Items from a data source:
.....

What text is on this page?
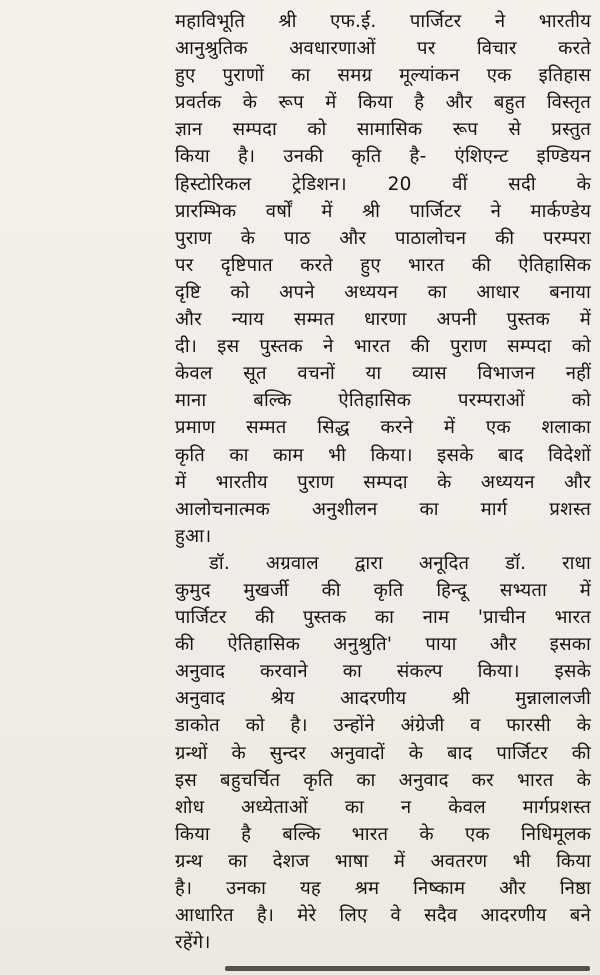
महाविभूति श्री एफ.ई. पार्जिटर ने भारतीय
आनुश्रुतिक अवधारणाओं पर विचार करते
हुए पुराणों का समग्र मूल्यांकन एक इतिहास
प्रवर्तक के रूप में किया है और बहुत विस्तृत
ज्ञान सम्पदा को सामासिक रूप से प्रस्तुत
किया है। उनकी कृति है- एंशिएन्ट इण्डियन
हिस्टोरिकल ट्रेडिशन। 20 वीं सदी के
प्रारम्भिक वर्षों में श्री पार्जिटर ने मार्कण्डेय
पुराण के पाठ और पाठालोचन की परम्परा
पर दृष्टिपात करते हुए भारत की ऐतिहासिक
दृष्टि को अपने अध्ययन का आधार बनाया
और न्याय सम्मत धारणा अपनी पुस्तक में
दी। इस पुस्तक ने भारत की पुराण सम्पदा को
केवल सूत वचनों या व्यास विभाजन नहीं
माना बल्कि ऐतिहासिक परम्पराओं को
प्रमाण सम्मत सिद्ध करने में एक शलाका
कृति का काम भी किया। इसके बाद विदेशों
में भारतीय पुराण सम्पदा के अध्ययन और
आलोचनात्मक अनुशीलन का मार्ग प्रशस्त
हुआ।
डॉ. अग्रवाल द्वारा अनूदित डॉ. राधा
कुमुद मुखर्जी की कृति हिन्दू सभ्यता में
पार्जिटर की पुस्तक का नाम 'प्राचीन भारत
की ऐतिहासिक अनुश्रुति' पाया और इसका
अनुवाद करवाने का संकल्प किया। इसके
अनुवाद श्रेय आदरणीय श्री मुन्नालालजी
डाकोत को है। उन्होंने अंग्रेजी व फारसी के
ग्रन्थों के सुन्दर अनुवादों के बाद पार्जिटर की
इस बहुचर्चित कृति का अनुवाद कर भारत के
शोध अध्येताओं का न केवल मार्गप्रशस्त
किया है बल्कि भारत के एक निधिमूलक
ग्रन्थ का देशज भाषा में अवतरण भी किया
है। उनका यह श्रम निष्काम और निष्ठा
आधारित है। मेरे लिए वे सदैव आदरणीय बने
रहेंगे।
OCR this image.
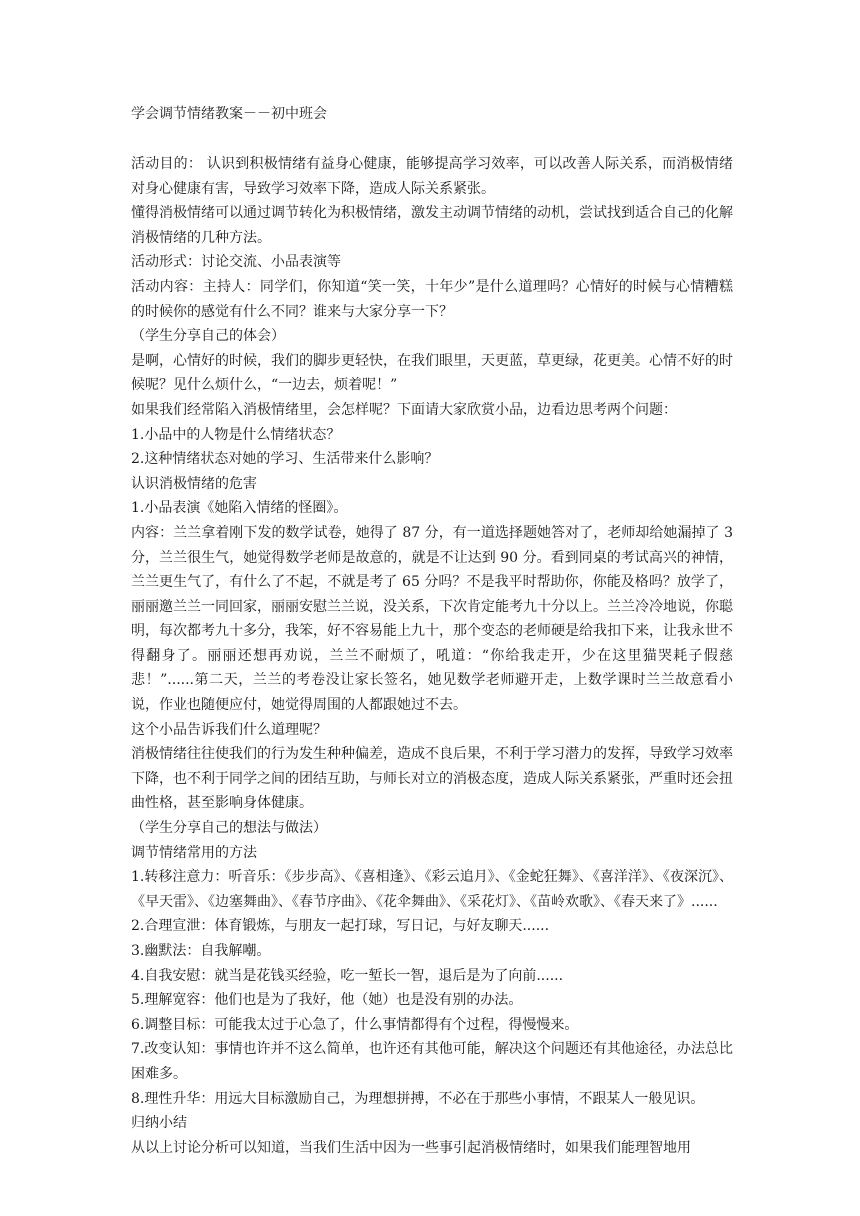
学会调节情绪教案－－初中班会

活动目的： 认识到积极情绪有益身心健康，能够提高学习效率，可以改善人际关系，而消极情绪对身心健康有害，导致学习效率下降，造成人际关系紧张。

懂得消极情绪可以通过调节转化为积极情绪，激发主动调节情绪的动机，尝试找到适合自己的化解消极情绪的几种方法。

活动形式：讨论交流、小品表演等

活动内容：主持人：同学们，你知道“笑一笑，十年少”是什么道理吗？心情好的时候与心情糟糕的时候你的感觉有什么不同？谁来与大家分享一下？

（学生分享自己的体会）

是啊，心情好的时候，我们的脚步更轻快，在我们眼里，天更蓝，草更绿，花更美。心情不好的时候呢？见什么烦什么，“一边去，烦着呢！”

如果我们经常陷入消极情绪里，会怎样呢？下面请大家欣赏小品，边看边思考两个问题：

1.小品中的人物是什么情绪状态？

2.这种情绪状态对她的学习、生活带来什么影响？

认识消极情绪的危害

1.小品表演《她陷入情绪的怪圈》。

内容：兰兰拿着刚下发的数学试卷，她得了 87 分，有一道选择题她答对了，老师却给她漏掉了 3 分，兰兰很生气，她觉得数学老师是故意的，就是不让达到 90 分。看到同桌的考试高兴的神情，兰兰更生气了，有什么了不起，不就是考了 65 分吗？不是我平时帮助你，你能及格吗？放学了，丽丽邀兰兰一同回家，丽丽安慰兰兰说，没关系，下次肯定能考九十分以上。兰兰冷冷地说，你聪明，每次都考九十多分，我笨，好不容易能上九十，那个变态的老师硬是给我扣下来，让我永世不得翻身了。丽丽还想再劝说，兰兰不耐烦了，吼道：“你给我走开，少在这里猫哭耗子假慈悲！”......第二天，兰兰的考卷没让家长签名，她见数学老师避开走，上数学课时兰兰故意看小说，作业也随便应付，她觉得周围的人都跟她过不去。

这个小品告诉我们什么道理呢？

消极情绪往往使我们的行为发生种种偏差，造成不良后果，不利于学习潜力的发挥，导致学习效率下降，也不利于同学之间的团结互助，与师长对立的消极态度，造成人际关系紧张，严重时还会扭曲性格，甚至影响身体健康。

（学生分享自己的想法与做法）

调节情绪常用的方法

1.转移注意力：听音乐：《步步高》、《喜相逢》、《彩云追月》、《金蛇狂舞》、《喜洋洋》、《夜深沉》、《早天雷》、《边塞舞曲》、《春节序曲》、《花伞舞曲》、《采花灯》、《苗岭欢歌》、《春天来了》......

2.合理宣泄：体育锻炼，与朋友一起打球，写日记，与好友聊天......

3.幽默法：自我解嘲。

4.自我安慰：就当是花钱买经验，吃一堑长一智，退后是为了向前......

5.理解宽容：他们也是为了我好，他（她）也是没有别的办法。

6.调整目标：可能我太过于心急了，什么事情都得有个过程，得慢慢来。

7.改变认知：事情也许并不这么简单，也许还有其他可能，解决这个问题还有其他途径，办法总比困难多。

8.理性升华：用远大目标激励自己，为理想拼搏，不必在于那些小事情，不跟某人一般见识。

归纳小结

从以上讨论分析可以知道，当我们生活中因为一些事引起消极情绪时，如果我们能理智地用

.....

> [JOB]:
Go through the records and pull out each line that includes the word "आदरण".

> [CORRECT RESULT]:
अनुवाद श्रेय आदरणीय श्री मुन्नालालजी
आधारित है। मेरे लिए वे सदैव आदरणीय बने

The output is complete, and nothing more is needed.